Data listing
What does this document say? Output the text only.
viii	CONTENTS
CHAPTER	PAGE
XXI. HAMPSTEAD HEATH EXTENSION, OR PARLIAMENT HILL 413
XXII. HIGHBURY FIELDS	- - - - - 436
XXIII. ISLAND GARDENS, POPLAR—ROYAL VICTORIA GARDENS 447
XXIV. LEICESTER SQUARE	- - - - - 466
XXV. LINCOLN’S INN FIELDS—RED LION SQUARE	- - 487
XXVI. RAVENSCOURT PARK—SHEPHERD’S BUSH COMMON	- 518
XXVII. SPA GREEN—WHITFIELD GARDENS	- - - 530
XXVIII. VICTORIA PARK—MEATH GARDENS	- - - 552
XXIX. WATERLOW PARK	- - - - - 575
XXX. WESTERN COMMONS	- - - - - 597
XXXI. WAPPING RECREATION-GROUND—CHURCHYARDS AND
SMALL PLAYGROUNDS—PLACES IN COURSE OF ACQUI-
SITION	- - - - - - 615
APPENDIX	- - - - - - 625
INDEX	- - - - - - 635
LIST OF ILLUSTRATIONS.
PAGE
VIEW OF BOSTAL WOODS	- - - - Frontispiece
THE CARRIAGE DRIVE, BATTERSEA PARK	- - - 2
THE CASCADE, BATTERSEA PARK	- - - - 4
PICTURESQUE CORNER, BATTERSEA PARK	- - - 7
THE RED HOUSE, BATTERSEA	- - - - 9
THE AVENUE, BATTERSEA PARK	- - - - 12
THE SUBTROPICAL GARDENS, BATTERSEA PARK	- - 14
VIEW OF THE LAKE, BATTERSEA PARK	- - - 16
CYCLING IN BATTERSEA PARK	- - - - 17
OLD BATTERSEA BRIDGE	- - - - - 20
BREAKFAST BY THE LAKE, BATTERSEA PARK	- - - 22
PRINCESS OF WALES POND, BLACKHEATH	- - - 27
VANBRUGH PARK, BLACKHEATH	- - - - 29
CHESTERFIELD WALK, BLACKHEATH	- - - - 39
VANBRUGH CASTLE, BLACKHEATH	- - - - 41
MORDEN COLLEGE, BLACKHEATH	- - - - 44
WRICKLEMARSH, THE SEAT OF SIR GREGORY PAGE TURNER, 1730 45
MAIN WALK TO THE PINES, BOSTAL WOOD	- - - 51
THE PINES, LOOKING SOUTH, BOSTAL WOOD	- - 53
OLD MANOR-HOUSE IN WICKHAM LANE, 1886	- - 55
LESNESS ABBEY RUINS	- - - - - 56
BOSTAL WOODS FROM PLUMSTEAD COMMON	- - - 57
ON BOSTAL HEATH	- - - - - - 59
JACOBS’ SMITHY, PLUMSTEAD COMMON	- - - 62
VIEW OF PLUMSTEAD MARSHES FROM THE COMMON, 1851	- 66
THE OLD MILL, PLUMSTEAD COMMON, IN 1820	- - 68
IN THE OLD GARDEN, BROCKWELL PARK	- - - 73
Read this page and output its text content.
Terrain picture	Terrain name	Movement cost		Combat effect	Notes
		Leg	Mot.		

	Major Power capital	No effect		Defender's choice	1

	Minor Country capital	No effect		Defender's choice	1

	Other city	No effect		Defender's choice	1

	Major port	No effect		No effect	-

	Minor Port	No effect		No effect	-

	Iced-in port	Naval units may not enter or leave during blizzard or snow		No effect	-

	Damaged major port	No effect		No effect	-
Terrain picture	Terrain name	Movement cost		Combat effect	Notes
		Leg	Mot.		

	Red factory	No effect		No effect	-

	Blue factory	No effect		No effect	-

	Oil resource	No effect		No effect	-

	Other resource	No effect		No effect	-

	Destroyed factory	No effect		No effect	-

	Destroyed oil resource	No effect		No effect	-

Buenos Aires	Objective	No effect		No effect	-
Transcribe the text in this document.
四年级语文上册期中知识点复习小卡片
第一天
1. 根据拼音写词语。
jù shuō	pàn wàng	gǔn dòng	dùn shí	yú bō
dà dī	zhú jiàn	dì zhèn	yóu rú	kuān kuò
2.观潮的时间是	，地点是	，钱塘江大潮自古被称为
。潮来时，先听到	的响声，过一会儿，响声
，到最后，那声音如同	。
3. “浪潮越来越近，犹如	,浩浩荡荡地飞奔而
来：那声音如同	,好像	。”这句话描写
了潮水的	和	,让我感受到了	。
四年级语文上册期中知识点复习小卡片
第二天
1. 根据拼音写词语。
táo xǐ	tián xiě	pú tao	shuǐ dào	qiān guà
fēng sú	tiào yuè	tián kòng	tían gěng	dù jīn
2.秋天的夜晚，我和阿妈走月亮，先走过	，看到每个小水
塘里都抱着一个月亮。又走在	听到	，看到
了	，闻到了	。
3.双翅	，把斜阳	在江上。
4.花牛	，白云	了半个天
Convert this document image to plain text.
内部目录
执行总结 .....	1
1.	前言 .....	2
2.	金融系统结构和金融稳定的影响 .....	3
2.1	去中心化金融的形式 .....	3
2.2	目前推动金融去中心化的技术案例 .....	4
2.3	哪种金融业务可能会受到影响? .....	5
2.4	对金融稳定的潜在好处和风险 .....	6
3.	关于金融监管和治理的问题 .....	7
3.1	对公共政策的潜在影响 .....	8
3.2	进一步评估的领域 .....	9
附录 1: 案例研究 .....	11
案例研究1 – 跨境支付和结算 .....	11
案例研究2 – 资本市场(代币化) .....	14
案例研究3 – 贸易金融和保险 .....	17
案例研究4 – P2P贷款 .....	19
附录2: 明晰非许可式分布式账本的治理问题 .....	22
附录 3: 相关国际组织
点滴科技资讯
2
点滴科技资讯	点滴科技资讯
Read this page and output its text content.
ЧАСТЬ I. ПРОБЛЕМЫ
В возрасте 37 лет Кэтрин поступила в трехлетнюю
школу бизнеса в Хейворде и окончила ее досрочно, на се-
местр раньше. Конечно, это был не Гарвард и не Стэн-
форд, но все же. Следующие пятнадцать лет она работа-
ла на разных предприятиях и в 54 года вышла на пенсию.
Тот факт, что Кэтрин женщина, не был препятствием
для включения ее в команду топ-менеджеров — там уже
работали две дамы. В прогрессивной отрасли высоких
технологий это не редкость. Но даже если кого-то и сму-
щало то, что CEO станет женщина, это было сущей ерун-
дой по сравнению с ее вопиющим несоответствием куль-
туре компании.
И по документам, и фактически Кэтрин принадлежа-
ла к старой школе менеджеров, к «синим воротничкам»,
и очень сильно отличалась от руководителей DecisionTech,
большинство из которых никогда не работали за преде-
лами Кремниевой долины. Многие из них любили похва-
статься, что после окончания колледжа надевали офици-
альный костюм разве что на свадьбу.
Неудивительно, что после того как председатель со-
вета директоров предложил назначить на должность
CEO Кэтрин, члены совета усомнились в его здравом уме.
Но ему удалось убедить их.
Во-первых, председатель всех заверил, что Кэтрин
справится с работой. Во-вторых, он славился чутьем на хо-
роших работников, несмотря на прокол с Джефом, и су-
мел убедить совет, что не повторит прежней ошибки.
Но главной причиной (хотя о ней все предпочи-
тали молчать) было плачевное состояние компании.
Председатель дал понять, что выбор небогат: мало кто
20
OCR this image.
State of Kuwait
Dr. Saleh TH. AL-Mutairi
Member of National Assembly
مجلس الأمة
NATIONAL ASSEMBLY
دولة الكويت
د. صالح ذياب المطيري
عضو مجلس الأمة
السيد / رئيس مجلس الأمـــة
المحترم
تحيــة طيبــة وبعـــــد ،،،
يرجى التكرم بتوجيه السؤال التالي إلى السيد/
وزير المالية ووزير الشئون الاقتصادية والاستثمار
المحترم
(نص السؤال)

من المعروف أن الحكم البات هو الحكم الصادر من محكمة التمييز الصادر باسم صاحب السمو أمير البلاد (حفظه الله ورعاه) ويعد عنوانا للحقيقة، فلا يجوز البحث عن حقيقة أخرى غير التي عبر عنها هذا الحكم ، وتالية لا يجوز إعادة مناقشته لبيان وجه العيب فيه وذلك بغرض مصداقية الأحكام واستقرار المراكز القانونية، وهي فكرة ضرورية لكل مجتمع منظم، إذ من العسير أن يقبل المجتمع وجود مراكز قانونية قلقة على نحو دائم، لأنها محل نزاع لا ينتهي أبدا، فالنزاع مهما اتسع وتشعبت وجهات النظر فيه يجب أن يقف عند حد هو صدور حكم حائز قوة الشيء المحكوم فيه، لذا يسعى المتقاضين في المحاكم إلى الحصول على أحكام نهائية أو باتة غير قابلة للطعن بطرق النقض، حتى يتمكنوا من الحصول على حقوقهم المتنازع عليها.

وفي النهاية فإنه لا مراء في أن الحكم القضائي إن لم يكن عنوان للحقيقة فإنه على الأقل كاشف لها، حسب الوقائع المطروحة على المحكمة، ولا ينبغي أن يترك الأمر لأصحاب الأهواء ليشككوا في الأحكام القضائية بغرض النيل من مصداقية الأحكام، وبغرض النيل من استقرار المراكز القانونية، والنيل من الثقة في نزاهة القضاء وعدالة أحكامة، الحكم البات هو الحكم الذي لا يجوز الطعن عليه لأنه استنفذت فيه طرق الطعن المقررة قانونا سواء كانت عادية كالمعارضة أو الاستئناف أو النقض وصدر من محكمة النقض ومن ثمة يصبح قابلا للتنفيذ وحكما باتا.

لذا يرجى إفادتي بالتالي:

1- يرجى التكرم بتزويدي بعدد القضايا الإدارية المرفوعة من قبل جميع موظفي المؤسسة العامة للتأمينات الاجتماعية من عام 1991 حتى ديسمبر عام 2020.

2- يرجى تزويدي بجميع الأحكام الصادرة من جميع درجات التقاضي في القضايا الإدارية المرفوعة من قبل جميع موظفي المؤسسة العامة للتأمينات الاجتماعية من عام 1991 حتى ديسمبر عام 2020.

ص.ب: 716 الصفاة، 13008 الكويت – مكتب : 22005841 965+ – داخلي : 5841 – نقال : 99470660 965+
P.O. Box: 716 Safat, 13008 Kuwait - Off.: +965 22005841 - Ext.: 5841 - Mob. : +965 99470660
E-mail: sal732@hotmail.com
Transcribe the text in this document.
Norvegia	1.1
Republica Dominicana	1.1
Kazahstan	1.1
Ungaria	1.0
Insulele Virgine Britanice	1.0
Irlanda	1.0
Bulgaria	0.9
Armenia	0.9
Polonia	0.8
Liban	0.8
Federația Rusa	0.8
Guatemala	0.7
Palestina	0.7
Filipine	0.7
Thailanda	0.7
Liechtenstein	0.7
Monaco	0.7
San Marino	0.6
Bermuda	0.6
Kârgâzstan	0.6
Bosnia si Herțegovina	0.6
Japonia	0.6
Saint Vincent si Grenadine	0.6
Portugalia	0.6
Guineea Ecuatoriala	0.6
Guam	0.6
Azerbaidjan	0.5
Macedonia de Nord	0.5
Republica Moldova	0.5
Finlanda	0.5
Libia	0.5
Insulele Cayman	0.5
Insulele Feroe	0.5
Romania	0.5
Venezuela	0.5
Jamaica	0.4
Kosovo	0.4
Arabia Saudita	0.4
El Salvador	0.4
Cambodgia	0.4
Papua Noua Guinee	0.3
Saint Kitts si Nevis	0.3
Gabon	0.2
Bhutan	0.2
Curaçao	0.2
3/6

● **Task requirements**: Return only the count of lines in the records that hold the word "BATTERSEA".

● **Answer to the problem**: 10